* **Problem details**:
Write out the records below once more, exactly as they stand.

### Exercise inputs

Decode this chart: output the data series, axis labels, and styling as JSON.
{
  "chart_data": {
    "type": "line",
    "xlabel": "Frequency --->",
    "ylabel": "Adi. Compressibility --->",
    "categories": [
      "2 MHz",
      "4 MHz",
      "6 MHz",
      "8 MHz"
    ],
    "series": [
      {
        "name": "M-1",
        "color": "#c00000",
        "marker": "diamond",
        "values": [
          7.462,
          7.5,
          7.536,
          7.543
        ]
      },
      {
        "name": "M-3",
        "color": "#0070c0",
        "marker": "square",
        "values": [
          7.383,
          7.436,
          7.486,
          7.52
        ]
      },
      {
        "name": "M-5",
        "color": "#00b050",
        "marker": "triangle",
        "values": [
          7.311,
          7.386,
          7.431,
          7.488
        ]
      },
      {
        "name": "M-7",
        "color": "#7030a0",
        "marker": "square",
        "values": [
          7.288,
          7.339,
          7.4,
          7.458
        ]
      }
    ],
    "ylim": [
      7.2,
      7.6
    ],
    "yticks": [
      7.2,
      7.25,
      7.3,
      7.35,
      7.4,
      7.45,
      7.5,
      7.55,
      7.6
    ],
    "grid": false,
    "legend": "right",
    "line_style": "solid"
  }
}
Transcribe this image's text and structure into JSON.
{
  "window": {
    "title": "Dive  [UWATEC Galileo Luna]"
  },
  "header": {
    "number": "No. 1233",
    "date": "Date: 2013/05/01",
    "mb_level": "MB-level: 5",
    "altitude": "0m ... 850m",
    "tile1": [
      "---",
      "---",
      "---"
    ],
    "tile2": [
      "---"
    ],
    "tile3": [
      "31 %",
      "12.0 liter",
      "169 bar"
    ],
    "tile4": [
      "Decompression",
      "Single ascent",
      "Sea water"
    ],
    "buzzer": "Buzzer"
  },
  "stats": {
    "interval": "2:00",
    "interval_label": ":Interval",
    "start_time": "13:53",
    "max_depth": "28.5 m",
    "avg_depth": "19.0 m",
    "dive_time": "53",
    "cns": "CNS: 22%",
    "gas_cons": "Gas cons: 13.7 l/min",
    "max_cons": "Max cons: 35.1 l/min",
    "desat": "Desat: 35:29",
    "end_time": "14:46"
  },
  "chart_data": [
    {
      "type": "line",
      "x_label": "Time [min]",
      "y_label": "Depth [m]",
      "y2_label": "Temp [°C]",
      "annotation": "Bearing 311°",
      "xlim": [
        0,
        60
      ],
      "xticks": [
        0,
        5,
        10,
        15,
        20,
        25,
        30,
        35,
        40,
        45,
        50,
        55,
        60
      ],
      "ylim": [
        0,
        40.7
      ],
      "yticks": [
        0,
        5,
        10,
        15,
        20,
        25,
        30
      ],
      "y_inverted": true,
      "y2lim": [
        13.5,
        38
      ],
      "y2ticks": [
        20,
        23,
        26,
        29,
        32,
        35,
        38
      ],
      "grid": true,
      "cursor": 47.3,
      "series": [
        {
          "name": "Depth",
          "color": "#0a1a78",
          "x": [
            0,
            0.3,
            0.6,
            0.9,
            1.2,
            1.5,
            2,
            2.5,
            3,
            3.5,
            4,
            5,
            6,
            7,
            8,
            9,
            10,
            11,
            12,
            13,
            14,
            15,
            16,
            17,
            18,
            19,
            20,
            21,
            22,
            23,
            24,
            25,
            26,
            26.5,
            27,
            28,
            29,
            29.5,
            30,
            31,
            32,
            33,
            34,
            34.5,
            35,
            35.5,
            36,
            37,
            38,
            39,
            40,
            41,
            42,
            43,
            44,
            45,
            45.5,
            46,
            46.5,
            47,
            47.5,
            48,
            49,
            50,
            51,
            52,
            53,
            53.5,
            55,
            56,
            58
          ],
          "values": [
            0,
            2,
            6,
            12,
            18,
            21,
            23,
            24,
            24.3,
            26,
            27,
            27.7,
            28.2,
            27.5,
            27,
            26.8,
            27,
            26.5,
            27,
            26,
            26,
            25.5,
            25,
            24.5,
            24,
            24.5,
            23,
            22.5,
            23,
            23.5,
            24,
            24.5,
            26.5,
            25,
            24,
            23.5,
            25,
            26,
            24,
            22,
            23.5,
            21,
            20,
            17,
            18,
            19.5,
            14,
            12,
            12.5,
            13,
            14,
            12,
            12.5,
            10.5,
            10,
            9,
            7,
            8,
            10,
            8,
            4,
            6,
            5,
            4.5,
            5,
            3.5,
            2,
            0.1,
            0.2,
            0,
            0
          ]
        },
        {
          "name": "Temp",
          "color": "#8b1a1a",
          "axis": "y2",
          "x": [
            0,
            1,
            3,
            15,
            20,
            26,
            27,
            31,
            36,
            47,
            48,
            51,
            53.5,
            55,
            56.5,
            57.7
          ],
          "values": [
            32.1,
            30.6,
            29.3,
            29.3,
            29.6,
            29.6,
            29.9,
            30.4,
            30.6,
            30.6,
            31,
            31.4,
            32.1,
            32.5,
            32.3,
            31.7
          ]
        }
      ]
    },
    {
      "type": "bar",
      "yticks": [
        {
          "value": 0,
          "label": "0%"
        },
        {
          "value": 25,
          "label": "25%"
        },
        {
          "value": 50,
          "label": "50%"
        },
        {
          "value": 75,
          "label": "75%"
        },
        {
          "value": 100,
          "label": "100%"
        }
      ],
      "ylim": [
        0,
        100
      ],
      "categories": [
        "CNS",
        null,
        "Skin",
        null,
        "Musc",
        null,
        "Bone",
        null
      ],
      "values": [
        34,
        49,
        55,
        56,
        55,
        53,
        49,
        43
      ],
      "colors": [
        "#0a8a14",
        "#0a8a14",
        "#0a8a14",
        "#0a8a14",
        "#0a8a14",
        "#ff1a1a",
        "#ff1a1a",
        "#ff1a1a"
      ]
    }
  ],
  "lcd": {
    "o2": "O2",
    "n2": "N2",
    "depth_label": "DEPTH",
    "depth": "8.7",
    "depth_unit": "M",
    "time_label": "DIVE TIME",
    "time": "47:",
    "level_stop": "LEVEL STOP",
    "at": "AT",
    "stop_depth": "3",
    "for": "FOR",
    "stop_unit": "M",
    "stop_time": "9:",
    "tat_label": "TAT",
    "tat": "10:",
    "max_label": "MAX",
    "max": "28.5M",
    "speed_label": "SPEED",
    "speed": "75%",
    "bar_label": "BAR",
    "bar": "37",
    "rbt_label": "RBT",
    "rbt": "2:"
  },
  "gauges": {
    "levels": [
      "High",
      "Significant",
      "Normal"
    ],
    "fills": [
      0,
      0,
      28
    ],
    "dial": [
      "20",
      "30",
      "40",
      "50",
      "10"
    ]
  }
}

######

* **Solved exercise**:
Decode this chart: output the data series, axis labels, and styling as JSON.
{
  "chart_data": {
    "type": "line",
    "xlabel": "Frequency --->",
    "ylabel": "Adi. Compressibility --->",
    "categories": [
      "2 MHz",
      "4 MHz",
      "6 MHz",
      "8 MHz"
    ],
    "series": [
      {
        "name": "M-1",
        "color": "#c00000",
        "marker": "diamond",
        "values": [
          7.462,
          7.5,
          7.536,
          7.543
        ]
      },
      {
        "name": "M-3",
        "color": "#0070c0",
        "marker": "square",
        "values": [
          7.383,
          7.436,
          7.486,
          7.52
        ]
      },
      {
        "name": "M-5",
        "color": "#00b050",
        "marker": "triangle",
        "values": [
          7.311,
          7.386,
          7.431,
          7.488
        ]
      },
      {
        "name": "M-7",
        "color": "#7030a0",
        "marker": "square",
        "values": [
          7.288,
          7.339,
          7.4,
          7.458
        ]
      }
    ],
    "ylim": [
      7.2,
      7.6
    ],
    "yticks": [
      7.2,
      7.25,
      7.3,
      7.35,
      7.4,
      7.45,
      7.5,
      7.55,
      7.6
    ],
    "grid": false,
    "legend": "right",
    "line_style": "solid"
  }
}
Transcribe this image's text and structure into JSON.
{
  "window": {
    "title": "Dive  [UWATEC Galileo Luna]"
  },
  "header": {
    "number": "No. 1233",
    "date": "Date: 2013/05/01",
    "mb_level": "MB-level: 5",
    "altitude": "0m ... 850m",
    "tile1": [
      "---",
      "---",
      "---"
    ],
    "tile2": [
      "---"
    ],
    "tile3": [
      "31 %",
      "12.0 liter",
      "169 bar"
    ],
    "tile4": [
      "Decompression",
      "Single ascent",
      "Sea water"
    ],
    "buzzer": "Buzzer"
  },
  "stats": {
    "interval": "2:00",
    "interval_label": ":Interval",
    "start_time": "13:53",
    "max_depth": "28.5 m",
    "avg_depth": "19.0 m",
    "dive_time": "53",
    "cns": "CNS: 22%",
    "gas_cons": "Gas cons: 13.7 l/min",
    "max_cons": "Max cons: 35.1 l/min",
    "desat": "Desat: 35:29",
    "end_time": "14:46"
  },
  "chart_data": [
    {
      "type": "line",
      "x_label": "Time [min]",
      "y_label": "Depth [m]",
      "y2_label": "Temp [°C]",
      "annotation": "Bearing 311°",
      "xlim": [
        0,
        60
      ],
      "xticks": [
        0,
        5,
        10,
        15,
        20,
        25,
        30,
        35,
        40,
        45,
        50,
        55,
        60
      ],
      "ylim": [
        0,
        40.7
      ],
      "yticks": [
        0,
        5,
        10,
        15,
        20,
        25,
        30
      ],
      "y_inverted": true,
      "y2lim": [
        13.5,
        38
      ],
      "y2ticks": [
        20,
        23,
        26,
        29,
        32,
        35,
        38
      ],
      "grid": true,
      "cursor": 47.3,
      "series": [
        {
          "name": "Depth",
          "color": "#0a1a78",
          "x": [
            0,
            0.3,
            0.6,
            0.9,
            1.2,
            1.5,
            2,
            2.5,
            3,
            3.5,
            4,
            5,
            6,
            7,
            8,
            9,
            10,
            11,
            12,
            13,
            14,
            15,
            16,
            17,
            18,
            19,
            20,
            21,
            22,
            23,
            24,
            25,
            26,
            26.5,
            27,
            28,
            29,
            29.5,
            30,
            31,
            32,
            33,
            34,
            34.5,
            35,
            35.5,
            36,
            37,
            38,
            39,
            40,
            41,
            42,
            43,
            44,
            45,
            45.5,
            46,
            46.5,
            47,
            47.5,
            48,
            49,
            50,
            51,
            52,
            53,
            53.5,
            55,
            56,
            58
          ],
          "values": [
            0,
            2,
            6,
            12,
            18,
            21,
            23,
            24,
            24.3,
            26,
            27,
            27.7,
            28.2,
            27.5,
            27,
            26.8,
            27,
            26.5,
            27,
            26,
            26,
            25.5,
            25,
            24.5,
            24,
            24.5,
            23,
            22.5,
            23,
            23.5,
            24,
            24.5,
            26.5,
            25,
            24,
            23.5,
            25,
            26,
            24,
            22,
            23.5,
            21,
            20,
            17,
            18,
            19.5,
            14,
            12,
            12.5,
            13,
            14,
            12,
            12.5,
            10.5,
            10,
            9,
            7,
            8,
            10,
            8,
            4,
            6,
            5,
            4.5,
            5,
            3.5,
            2,
            0.1,
            0.2,
            0,
            0
          ]
        },
        {
          "name": "Temp",
          "color": "#8b1a1a",
          "axis": "y2",
          "x": [
            0,
            1,
            3,
            15,
            20,
            26,
            27,
            31,
            36,
            47,
            48,
            51,
            53.5,
            55,
            56.5,
            57.7
          ],
          "values": [
            32.1,
            30.6,
            29.3,
            29.3,
            29.6,
            29.6,
            29.9,
            30.4,
            30.6,
            30.6,
            31,
            31.4,
            32.1,
            32.5,
            32.3,
            31.7
          ]
        }
      ]
    },
    {
      "type": "bar",
      "yticks": [
        {
          "value": 0,
          "label": "0%"
        },
        {
          "value": 25,
          "label": "25%"
        },
        {
          "value": 50,
          "label": "50%"
        },
        {
          "value": 75,
          "label": "75%"
        },
        {
          "value": 100,
          "label": "100%"
        }
      ],
      "ylim": [
        0,
        100
      ],
      "categories": [
        "CNS",
        null,
        "Skin",
        null,
        "Musc",
        null,
        "Bone",
        null
      ],
      "values": [
        34,
        49,
        55,
        56,
        55,
        53,
        49,
        43
      ],
      "colors": [
        "#0a8a14",
        "#0a8a14",
        "#0a8a14",
        "#0a8a14",
        "#0a8a14",
        "#ff1a1a",
        "#ff1a1a",
        "#ff1a1a"
      ]
    }
  ],
  "lcd": {
    "o2": "O2",
    "n2": "N2",
    "depth_label": "DEPTH",
    "depth": "8.7",
    "depth_unit": "M",
    "time_label": "DIVE TIME",
    "time": "47:",
    "level_stop": "LEVEL STOP",
    "at": "AT",
    "stop_depth": "3",
    "for": "FOR",
    "stop_unit": "M",
    "stop_time": "9:",
    "tat_label": "TAT",
    "tat": "10:",
    "max_label": "MAX",
    "max": "28.5M",
    "speed_label": "SPEED",
    "speed": "75%",
    "bar_label": "BAR",
    "bar": "37",
    "rbt_label": "RBT",
    "rbt": "2:"
  },
  "gauges": {
    "levels": [
      "High",
      "Significant",
      "Normal"
    ],
    "fills": [
      0,
      0,
      28
    ],
    "dial": [
      "20",
      "30",
      "40",
      "50",
      "10"
    ]
  }
}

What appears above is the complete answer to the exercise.